**** Supplied records ****

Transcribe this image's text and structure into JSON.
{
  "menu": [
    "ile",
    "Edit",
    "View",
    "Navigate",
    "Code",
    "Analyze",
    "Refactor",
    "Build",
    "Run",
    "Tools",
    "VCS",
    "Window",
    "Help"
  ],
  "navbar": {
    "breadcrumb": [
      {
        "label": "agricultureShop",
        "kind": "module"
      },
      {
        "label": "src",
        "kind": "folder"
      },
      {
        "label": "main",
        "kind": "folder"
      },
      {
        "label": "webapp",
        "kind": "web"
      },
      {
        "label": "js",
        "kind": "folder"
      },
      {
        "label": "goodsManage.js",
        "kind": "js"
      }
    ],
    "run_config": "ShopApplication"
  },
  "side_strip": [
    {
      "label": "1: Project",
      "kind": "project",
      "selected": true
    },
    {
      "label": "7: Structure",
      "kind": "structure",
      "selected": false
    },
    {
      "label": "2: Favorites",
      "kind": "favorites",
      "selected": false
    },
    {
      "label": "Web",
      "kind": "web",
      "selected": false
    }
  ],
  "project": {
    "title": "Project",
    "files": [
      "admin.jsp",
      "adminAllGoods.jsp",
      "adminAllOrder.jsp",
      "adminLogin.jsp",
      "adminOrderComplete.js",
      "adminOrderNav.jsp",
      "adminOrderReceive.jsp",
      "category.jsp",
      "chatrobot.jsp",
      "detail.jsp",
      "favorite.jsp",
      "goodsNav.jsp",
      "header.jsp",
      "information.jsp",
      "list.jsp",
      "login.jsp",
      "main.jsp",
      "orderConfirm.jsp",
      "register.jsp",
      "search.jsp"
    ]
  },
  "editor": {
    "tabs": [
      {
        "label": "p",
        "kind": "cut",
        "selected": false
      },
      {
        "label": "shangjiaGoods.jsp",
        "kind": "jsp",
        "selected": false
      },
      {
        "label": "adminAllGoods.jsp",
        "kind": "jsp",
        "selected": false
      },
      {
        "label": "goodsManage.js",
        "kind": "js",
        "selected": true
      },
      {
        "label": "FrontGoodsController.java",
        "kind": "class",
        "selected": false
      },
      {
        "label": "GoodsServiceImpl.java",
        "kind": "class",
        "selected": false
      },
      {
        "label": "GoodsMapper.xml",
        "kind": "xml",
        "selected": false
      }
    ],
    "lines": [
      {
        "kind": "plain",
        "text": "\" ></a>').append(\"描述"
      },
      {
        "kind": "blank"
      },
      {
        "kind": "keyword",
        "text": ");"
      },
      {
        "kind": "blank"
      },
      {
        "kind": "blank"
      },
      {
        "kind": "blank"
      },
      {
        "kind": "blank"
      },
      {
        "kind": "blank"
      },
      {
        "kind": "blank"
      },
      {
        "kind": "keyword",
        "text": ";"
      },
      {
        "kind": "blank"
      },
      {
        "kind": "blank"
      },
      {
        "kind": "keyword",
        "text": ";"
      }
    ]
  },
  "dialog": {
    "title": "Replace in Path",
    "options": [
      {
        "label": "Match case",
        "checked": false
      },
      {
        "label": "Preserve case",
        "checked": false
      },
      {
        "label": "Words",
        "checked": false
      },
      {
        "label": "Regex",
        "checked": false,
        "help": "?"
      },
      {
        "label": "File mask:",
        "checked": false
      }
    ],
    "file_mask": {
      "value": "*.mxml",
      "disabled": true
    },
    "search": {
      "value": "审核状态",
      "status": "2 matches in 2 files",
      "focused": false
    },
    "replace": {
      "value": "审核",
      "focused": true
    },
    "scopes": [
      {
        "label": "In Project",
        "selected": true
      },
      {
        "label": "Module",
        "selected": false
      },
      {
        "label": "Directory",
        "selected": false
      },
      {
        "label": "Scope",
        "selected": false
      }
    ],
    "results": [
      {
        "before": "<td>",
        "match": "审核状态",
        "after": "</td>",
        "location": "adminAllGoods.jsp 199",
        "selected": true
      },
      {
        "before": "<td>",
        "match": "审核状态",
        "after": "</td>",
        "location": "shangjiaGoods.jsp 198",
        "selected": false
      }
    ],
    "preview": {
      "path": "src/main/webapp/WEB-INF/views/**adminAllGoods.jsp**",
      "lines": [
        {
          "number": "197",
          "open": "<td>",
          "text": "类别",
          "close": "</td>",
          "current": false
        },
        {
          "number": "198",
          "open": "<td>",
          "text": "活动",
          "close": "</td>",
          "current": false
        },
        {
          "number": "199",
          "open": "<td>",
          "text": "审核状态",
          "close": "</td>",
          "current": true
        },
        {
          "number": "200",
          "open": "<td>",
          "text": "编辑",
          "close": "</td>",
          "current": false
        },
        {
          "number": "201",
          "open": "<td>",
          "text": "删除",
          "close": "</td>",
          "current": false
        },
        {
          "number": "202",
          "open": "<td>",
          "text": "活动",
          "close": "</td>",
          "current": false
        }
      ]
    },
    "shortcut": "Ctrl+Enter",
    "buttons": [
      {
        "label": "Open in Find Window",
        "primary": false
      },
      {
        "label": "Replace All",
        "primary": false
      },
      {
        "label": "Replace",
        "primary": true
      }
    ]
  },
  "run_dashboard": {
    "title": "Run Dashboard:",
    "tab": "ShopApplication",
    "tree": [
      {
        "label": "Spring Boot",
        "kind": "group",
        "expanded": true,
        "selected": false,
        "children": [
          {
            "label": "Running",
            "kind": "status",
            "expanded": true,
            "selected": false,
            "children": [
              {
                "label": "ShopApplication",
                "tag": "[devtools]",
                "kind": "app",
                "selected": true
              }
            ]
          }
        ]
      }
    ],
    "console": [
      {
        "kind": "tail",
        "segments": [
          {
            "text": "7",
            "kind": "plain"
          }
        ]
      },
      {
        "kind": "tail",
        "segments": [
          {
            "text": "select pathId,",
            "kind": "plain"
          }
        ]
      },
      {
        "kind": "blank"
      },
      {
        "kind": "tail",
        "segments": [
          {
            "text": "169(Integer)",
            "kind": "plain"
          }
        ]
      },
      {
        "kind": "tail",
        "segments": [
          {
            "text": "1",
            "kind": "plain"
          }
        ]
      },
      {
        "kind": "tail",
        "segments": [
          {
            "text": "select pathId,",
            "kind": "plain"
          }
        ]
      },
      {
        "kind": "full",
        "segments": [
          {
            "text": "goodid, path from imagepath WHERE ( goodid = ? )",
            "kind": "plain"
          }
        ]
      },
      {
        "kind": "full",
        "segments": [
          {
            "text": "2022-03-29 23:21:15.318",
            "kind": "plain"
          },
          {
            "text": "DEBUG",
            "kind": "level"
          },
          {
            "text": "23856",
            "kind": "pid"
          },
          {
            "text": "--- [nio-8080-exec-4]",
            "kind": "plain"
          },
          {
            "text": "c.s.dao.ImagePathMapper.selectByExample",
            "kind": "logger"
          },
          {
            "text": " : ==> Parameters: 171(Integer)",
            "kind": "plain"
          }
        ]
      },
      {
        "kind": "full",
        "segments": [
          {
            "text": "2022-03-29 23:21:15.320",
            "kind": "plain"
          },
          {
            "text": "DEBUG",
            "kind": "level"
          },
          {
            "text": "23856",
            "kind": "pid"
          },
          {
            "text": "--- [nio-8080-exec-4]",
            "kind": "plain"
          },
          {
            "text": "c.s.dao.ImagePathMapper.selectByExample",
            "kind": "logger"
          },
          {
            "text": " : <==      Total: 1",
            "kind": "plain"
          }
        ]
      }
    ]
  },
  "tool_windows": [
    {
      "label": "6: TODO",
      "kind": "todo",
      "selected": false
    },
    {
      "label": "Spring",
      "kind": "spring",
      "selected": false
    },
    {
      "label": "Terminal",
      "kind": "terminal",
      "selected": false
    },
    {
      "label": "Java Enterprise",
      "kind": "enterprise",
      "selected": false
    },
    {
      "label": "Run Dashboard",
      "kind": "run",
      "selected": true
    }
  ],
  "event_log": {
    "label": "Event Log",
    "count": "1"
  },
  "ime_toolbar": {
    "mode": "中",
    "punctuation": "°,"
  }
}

****

§ Set exercise
Copy every line of the material in which the word "webapp" occurs.

§ Answer for this exercise
        "label": "webapp",
      "path": "src/main/webapp/WEB-INF/views/**adminAllGoods.jsp**",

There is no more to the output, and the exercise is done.